* START *

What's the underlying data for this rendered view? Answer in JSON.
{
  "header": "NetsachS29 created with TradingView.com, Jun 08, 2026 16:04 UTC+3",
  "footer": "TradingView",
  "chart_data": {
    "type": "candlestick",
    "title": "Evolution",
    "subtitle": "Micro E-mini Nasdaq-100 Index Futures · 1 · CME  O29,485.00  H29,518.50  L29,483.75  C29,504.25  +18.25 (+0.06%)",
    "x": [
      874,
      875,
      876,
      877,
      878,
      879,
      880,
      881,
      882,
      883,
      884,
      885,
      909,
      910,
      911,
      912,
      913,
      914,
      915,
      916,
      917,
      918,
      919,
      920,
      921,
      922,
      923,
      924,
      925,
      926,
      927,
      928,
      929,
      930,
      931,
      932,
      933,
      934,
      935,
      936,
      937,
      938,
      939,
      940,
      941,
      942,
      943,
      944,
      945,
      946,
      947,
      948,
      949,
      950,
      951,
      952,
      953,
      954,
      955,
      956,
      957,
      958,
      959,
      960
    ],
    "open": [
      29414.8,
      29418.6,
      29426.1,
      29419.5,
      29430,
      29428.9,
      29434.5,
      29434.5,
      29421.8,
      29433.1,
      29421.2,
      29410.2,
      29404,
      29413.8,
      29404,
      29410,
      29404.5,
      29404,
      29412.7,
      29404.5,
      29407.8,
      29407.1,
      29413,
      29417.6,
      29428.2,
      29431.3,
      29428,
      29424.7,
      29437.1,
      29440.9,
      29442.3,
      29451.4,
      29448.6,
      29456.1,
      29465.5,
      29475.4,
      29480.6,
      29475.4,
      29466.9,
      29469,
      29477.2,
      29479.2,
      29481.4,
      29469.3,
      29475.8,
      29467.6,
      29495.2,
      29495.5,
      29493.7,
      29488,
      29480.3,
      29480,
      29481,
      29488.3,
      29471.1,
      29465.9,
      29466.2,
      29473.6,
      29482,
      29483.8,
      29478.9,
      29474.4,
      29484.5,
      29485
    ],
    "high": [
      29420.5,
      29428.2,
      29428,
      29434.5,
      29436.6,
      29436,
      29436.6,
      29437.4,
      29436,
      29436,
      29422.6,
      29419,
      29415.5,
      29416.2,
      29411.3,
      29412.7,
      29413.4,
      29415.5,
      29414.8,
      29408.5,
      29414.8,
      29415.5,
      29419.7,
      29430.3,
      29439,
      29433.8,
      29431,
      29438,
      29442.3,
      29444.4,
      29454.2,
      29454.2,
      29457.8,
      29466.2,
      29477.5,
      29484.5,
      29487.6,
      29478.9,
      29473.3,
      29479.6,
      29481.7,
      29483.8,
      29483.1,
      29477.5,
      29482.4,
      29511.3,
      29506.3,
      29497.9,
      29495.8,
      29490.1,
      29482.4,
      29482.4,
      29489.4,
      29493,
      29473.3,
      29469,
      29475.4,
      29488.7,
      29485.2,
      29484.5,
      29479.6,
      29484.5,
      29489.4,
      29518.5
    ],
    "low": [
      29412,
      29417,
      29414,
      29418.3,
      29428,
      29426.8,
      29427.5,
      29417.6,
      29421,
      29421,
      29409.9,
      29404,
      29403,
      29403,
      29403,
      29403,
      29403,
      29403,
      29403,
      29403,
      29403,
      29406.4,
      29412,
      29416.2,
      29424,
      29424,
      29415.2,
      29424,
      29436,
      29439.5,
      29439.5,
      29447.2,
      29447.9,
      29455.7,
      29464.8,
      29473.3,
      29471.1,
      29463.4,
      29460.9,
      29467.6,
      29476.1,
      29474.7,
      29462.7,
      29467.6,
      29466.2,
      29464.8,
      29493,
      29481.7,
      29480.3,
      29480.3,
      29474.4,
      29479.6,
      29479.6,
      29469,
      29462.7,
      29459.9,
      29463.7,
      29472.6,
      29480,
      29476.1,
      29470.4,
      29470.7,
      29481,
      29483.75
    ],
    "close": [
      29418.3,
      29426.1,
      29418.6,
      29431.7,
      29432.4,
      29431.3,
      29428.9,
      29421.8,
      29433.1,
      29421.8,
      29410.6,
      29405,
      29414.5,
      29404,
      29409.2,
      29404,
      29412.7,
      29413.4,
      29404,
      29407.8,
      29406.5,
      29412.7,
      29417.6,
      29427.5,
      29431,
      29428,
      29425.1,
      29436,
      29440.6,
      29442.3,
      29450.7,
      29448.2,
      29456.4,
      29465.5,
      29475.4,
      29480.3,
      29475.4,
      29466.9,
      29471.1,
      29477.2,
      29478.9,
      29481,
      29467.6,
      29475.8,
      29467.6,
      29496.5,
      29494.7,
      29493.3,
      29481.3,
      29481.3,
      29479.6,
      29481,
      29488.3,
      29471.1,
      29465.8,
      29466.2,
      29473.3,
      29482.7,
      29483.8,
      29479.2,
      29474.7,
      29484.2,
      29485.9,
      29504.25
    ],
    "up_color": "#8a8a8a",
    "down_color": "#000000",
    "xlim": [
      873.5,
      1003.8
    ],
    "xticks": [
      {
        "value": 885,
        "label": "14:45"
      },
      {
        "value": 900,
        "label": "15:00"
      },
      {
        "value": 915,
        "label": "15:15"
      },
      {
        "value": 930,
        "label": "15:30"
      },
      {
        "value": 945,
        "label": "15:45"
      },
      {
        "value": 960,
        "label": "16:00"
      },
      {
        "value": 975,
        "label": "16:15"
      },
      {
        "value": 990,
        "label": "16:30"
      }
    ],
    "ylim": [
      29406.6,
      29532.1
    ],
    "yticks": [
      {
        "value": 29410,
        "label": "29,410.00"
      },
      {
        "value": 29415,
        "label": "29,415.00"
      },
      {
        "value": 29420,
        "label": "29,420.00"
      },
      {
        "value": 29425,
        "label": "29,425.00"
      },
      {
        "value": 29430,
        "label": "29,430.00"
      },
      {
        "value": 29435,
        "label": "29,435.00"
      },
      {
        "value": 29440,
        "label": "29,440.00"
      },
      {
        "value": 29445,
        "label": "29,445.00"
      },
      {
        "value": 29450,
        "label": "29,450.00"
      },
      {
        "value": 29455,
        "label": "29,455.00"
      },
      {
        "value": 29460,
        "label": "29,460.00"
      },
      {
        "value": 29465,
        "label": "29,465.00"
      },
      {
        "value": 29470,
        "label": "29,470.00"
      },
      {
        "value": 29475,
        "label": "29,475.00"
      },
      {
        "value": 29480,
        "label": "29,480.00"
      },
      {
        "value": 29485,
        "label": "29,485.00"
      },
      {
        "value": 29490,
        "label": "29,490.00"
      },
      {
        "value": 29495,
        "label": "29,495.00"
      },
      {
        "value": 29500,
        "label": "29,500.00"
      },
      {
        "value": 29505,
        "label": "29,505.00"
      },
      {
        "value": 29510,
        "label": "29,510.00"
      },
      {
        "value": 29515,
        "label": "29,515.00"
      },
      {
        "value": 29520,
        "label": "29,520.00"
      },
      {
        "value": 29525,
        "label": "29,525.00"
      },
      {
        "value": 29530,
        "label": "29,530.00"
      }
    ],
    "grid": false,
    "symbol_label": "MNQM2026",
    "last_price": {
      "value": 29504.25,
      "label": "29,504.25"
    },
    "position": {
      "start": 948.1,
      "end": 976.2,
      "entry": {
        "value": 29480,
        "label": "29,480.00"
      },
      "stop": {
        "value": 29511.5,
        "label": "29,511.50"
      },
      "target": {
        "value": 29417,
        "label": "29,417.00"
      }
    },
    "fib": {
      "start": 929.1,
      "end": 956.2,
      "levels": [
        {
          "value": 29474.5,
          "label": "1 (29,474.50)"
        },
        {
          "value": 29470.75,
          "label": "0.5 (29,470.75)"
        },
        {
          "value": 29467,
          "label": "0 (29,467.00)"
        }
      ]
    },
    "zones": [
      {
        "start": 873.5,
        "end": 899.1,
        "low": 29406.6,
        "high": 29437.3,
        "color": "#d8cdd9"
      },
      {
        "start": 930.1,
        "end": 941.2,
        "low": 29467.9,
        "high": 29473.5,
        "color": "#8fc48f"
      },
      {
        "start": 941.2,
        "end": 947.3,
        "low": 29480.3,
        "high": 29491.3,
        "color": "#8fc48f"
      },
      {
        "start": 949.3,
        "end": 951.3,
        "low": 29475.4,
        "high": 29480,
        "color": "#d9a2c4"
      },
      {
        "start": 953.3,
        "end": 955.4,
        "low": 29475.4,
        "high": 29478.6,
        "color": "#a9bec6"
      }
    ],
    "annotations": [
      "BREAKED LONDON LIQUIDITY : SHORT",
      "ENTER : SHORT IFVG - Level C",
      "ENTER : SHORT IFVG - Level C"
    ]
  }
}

* END *

Locate the lines above that contain "high" and copy them.

FULL SOLUTION =
    "high": [
        "high": 29437.3,
        "high": 29473.5,
        "high": 29491.3,
        "high": 29480,
        "high": 29478.6,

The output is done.